(Saved entries)

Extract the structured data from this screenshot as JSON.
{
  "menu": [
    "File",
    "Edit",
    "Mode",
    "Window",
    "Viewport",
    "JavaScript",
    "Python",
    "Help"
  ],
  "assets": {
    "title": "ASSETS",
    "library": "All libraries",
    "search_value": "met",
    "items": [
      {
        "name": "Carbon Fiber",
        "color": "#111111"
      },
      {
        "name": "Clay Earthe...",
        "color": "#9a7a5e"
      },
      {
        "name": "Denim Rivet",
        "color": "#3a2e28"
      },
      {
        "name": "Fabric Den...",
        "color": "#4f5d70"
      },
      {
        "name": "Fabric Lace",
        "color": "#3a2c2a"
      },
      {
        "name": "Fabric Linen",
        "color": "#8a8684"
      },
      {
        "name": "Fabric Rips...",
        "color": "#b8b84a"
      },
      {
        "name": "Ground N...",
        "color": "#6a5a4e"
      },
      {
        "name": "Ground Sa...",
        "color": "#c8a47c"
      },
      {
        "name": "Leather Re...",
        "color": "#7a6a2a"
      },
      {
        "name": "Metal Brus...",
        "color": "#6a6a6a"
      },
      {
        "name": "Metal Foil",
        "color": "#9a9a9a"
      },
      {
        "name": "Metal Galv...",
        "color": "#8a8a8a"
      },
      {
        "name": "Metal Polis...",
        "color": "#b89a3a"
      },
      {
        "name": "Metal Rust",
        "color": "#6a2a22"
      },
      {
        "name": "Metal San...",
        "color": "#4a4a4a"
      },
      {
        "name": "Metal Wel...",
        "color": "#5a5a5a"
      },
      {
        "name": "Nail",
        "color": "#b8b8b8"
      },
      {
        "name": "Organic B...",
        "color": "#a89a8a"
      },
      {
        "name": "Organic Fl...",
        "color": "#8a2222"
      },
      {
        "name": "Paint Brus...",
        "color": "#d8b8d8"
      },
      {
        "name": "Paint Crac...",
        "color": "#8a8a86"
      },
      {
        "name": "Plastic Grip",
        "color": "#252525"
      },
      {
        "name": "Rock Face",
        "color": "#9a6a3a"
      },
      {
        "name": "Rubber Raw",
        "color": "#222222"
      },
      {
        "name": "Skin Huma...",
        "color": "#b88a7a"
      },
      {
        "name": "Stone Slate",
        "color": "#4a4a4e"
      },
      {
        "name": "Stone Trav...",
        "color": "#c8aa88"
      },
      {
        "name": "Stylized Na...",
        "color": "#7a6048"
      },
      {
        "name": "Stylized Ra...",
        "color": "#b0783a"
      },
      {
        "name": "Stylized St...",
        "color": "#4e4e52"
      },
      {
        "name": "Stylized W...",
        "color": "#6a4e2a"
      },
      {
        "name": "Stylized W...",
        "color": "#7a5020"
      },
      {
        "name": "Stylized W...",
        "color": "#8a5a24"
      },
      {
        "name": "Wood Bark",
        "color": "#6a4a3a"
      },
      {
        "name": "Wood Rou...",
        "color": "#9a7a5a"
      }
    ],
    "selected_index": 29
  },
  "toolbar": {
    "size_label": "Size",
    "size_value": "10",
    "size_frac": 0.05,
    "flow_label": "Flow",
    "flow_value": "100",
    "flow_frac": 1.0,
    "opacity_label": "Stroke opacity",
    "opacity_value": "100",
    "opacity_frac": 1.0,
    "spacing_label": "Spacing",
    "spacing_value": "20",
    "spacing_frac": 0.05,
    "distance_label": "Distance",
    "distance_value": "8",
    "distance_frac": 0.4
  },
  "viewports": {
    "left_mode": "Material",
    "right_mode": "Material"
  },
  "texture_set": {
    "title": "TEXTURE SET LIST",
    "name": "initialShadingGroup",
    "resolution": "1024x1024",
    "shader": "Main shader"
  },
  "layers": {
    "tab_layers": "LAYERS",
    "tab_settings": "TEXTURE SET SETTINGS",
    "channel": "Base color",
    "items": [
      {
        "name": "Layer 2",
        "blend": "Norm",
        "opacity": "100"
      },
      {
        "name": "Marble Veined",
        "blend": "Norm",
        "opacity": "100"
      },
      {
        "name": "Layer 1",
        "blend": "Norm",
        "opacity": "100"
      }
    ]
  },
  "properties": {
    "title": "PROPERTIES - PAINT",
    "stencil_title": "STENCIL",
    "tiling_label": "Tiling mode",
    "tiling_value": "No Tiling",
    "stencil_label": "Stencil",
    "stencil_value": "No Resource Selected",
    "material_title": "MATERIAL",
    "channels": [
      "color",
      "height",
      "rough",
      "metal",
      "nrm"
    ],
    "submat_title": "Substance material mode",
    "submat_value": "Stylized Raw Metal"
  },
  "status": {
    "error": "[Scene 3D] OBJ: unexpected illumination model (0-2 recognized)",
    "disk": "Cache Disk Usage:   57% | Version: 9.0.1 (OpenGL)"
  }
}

Stated goal> Retype the records in full. Keep every line identical to the original.

Correct answer>
Extract the structured data from this screenshot as JSON.
{
  "menu": [
    "File",
    "Edit",
    "Mode",
    "Window",
    "Viewport",
    "JavaScript",
    "Python",
    "Help"
  ],
  "assets": {
    "title": "ASSETS",
    "library": "All libraries",
    "search_value": "met",
    "items": [
      {
        "name": "Carbon Fiber",
        "color": "#111111"
      },
      {
        "name": "Clay Earthe...",
        "color": "#9a7a5e"
      },
      {
        "name": "Denim Rivet",
        "color": "#3a2e28"
      },
      {
        "name": "Fabric Den...",
        "color": "#4f5d70"
      },
      {
        "name": "Fabric Lace",
        "color": "#3a2c2a"
      },
      {
        "name": "Fabric Linen",
        "color": "#8a8684"
      },
      {
        "name": "Fabric Rips...",
        "color": "#b8b84a"
      },
      {
        "name": "Ground N...",
        "color": "#6a5a4e"
      },
      {
        "name": "Ground Sa...",
        "color": "#c8a47c"
      },
      {
        "name": "Leather Re...",
        "color": "#7a6a2a"
      },
      {
        "name": "Metal Brus...",
        "color": "#6a6a6a"
      },
      {
        "name": "Metal Foil",
        "color": "#9a9a9a"
      },
      {
        "name": "Metal Galv...",
        "color": "#8a8a8a"
      },
      {
        "name": "Metal Polis...",
        "color": "#b89a3a"
      },
      {
        "name": "Metal Rust",
        "color": "#6a2a22"
      },
      {
        "name": "Metal San...",
        "color": "#4a4a4a"
      },
      {
        "name": "Metal Wel...",
        "color": "#5a5a5a"
      },
      {
        "name": "Nail",
        "color": "#b8b8b8"
      },
      {
        "name": "Organic B...",
        "color": "#a89a8a"
      },
      {
        "name": "Organic Fl...",
        "color": "#8a2222"
      },
      {
        "name": "Paint Brus...",
        "color": "#d8b8d8"
      },
      {
        "name": "Paint Crac...",
        "color": "#8a8a86"
      },
      {
        "name": "Plastic Grip",
        "color": "#252525"
      },
      {
        "name": "Rock Face",
        "color": "#9a6a3a"
      },
      {
        "name": "Rubber Raw",
        "color": "#222222"
      },
      {
        "name": "Skin Huma...",
        "color": "#b88a7a"
      },
      {
        "name": "Stone Slate",
        "color": "#4a4a4e"
      },
      {
        "name": "Stone Trav...",
        "color": "#c8aa88"
      },
      {
        "name": "Stylized Na...",
        "color": "#7a6048"
      },
      {
        "name": "Stylized Ra...",
        "color": "#b0783a"
      },
      {
        "name": "Stylized St...",
        "color": "#4e4e52"
      },
      {
        "name": "Stylized W...",
        "color": "#6a4e2a"
      },
      {
        "name": "Stylized W...",
        "color": "#7a5020"
      },
      {
        "name": "Stylized W...",
        "color": "#8a5a24"
      },
      {
        "name": "Wood Bark",
        "color": "#6a4a3a"
      },
      {
        "name": "Wood Rou...",
        "color": "#9a7a5a"
      }
    ],
    "selected_index": 29
  },
  "toolbar": {
    "size_label": "Size",
    "size_value": "10",
    "size_frac": 0.05,
    "flow_label": "Flow",
    "flow_value": "100",
    "flow_frac": 1.0,
    "opacity_label": "Stroke opacity",
    "opacity_value": "100",
    "opacity_frac": 1.0,
    "spacing_label": "Spacing",
    "spacing_value": "20",
    "spacing_frac": 0.05,
    "distance_label": "Distance",
    "distance_value": "8",
    "distance_frac": 0.4
  },
  "viewports": {
    "left_mode": "Material",
    "right_mode": "Material"
  },
  "texture_set": {
    "title": "TEXTURE SET LIST",
    "name": "initialShadingGroup",
    "resolution": "1024x1024",
    "shader": "Main shader"
  },
  "layers": {
    "tab_layers": "LAYERS",
    "tab_settings": "TEXTURE SET SETTINGS",
    "channel": "Base color",
    "items": [
      {
        "name": "Layer 2",
        "blend": "Norm",
        "opacity": "100"
      },
      {
        "name": "Marble Veined",
        "blend": "Norm",
        "opacity": "100"
      },
      {
        "name": "Layer 1",
        "blend": "Norm",
        "opacity": "100"
      }
    ]
  },
  "properties": {
    "title": "PROPERTIES - PAINT",
    "stencil_title": "STENCIL",
    "tiling_label": "Tiling mode",
    "tiling_value": "No Tiling",
    "stencil_label": "Stencil",
    "stencil_value": "No Resource Selected",
    "material_title": "MATERIAL",
    "channels": [
      "color",
      "height",
      "rough",
      "metal",
      "nrm"
    ],
    "submat_title": "Substance material mode",
    "submat_value": "Stylized Raw Metal"
  },
  "status": {
    "error": "[Scene 3D] OBJ: unexpected illumination model (0-2 recognized)",
    "disk": "Cache Disk Usage:   57% | Version: 9.0.1 (OpenGL)"
  }
}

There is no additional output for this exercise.